> _Activity list_:
A) According to the passage about Bacon, in what year did he help found The Independent?
B) Using the passage about Bacon, explain what purpose The Independent was founded to serve.
C) Reproduce everything in the passage about Bacon from "As a part of" down to "a college degree.".

> _Passage shown_:
From 1826 to 1838, he was an editor of the Christian Spectator (New Haven). In 1843 he was one of the founders of the New Englander (later the Yale Review), and in 1848, with Richard Salter Storrs, Joshua Leavitt, Joseph Parrish Thompson, and Henry C. Bowen, he founded The Independent, a magazine designed primarily to combat slavery extension; he was an editor of the Independent until 1863. From 1866 until his death he taught at Yale: first, until 1871, as acting professor of didactic theology in the Theological Department; and from 1871 as lecturer on church polity and American church history. He traveled to the Middle East (then "Greater Syria") in the middle 1800s to visit holy sites, and gave lectures on his experiences, at least one of which was published in the New York Times.

As a part of the 1872 Iwakura Mission Bacon was given guardianship of Yamakawa Sutematsu, a Japanese girl sent to the United States to be educated. She became particularly close with the youngest daughter in the household, Alice Mabel Bacon, and would become the first Japanese woman to receive a college degree.

Bacon was buried at Grove Street Cemetery, as was his sister Delia Bacon. Four of his six sons became Congregational pastors: Edward Woolsey Bacon (in New London, Connecticut), Leonard Woolsey Bacon, George B. Bacon (in Orange, New Jersey), and Thomas Rutherford Bacon (in New Haven, Connecticut).

==Convictions and influence==
In his own theological views, Bacon was broad-minded and an advocate of liberal orthodoxy. In all matters concerning the welfare of his community or the nation, moreover, he took a deep and constant interest, and was particularly identified with the temperance and anti-slavery movements, his services to the latter constituting perhaps the most important work of his life. In this, as in most other controversies, he took a moderate course, condemning the apologists and defenders of slavery on the one hand and the Garrisonian extremists on the other. His Slavery Discussed in Occasional Essays from 1833 to 1846 (1846) exercised considerable influence upon Abraham Lincoln, and in this book appears the sentence, which, as rephrased by Lincoln, was widely quoted: "If that form of government, that system of social order is not wrong — if those laws of the Southern States, by virtue of which slavery exists there, and is what it is, are not wrong — nothing is wrong."

> _Data excerpts_:
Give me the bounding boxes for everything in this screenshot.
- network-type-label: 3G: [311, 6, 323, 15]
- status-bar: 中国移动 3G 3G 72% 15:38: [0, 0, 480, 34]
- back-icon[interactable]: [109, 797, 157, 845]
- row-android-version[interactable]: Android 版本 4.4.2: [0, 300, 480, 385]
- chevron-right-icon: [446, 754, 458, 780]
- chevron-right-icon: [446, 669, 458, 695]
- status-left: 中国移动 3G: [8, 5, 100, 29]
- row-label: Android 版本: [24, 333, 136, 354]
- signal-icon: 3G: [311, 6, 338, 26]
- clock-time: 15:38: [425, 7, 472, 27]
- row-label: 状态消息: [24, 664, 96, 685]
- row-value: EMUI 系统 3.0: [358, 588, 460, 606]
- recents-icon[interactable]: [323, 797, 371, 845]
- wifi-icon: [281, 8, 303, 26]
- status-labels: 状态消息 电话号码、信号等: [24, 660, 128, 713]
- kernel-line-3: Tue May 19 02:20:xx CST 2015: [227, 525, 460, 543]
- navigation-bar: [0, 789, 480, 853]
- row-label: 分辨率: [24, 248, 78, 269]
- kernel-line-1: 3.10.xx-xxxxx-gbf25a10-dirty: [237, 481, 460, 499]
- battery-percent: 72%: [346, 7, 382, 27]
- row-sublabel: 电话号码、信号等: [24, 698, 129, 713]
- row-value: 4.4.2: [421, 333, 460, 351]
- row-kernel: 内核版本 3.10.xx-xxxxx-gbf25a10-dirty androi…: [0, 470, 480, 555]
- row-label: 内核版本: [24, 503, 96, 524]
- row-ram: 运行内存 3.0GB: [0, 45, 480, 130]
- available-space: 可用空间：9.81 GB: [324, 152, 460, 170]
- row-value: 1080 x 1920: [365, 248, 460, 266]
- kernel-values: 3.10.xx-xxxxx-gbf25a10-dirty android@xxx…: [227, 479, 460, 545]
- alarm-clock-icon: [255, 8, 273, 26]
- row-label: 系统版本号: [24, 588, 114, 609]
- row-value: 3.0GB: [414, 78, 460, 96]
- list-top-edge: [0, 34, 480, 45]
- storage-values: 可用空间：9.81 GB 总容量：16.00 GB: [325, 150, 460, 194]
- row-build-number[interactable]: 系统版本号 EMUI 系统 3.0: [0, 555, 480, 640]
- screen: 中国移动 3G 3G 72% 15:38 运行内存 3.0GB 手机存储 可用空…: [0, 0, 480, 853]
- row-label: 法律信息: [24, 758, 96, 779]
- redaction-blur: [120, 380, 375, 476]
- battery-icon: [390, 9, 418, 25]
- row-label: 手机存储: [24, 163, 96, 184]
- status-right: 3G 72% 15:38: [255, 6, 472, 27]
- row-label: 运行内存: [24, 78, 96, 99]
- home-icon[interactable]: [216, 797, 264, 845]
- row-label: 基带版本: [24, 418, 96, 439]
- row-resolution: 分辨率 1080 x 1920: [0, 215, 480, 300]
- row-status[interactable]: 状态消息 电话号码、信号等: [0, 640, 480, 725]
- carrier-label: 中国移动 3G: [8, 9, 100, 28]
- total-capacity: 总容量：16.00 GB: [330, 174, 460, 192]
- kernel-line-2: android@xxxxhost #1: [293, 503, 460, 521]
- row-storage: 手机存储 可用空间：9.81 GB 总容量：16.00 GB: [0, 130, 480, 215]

> _Answers for the tasks_:
A) 1848

B) The Independent was a magazine designed primarily to combat the extension of slavery. Bacon founded it in 1848 with Richard Salter Storrs, Joshua Leavitt, Joseph Parrish Thompson, and Henry C. Bowen.

C)
As a part of the 1872 Iwakura Mission Bacon was given guardianship of Yamakawa Sutematsu, a Japanese girl sent to the United States to be educated. She became particularly close with the youngest daughter in the household, Alice Mabel Bacon, and would become the first Japanese woman to receive a college degree.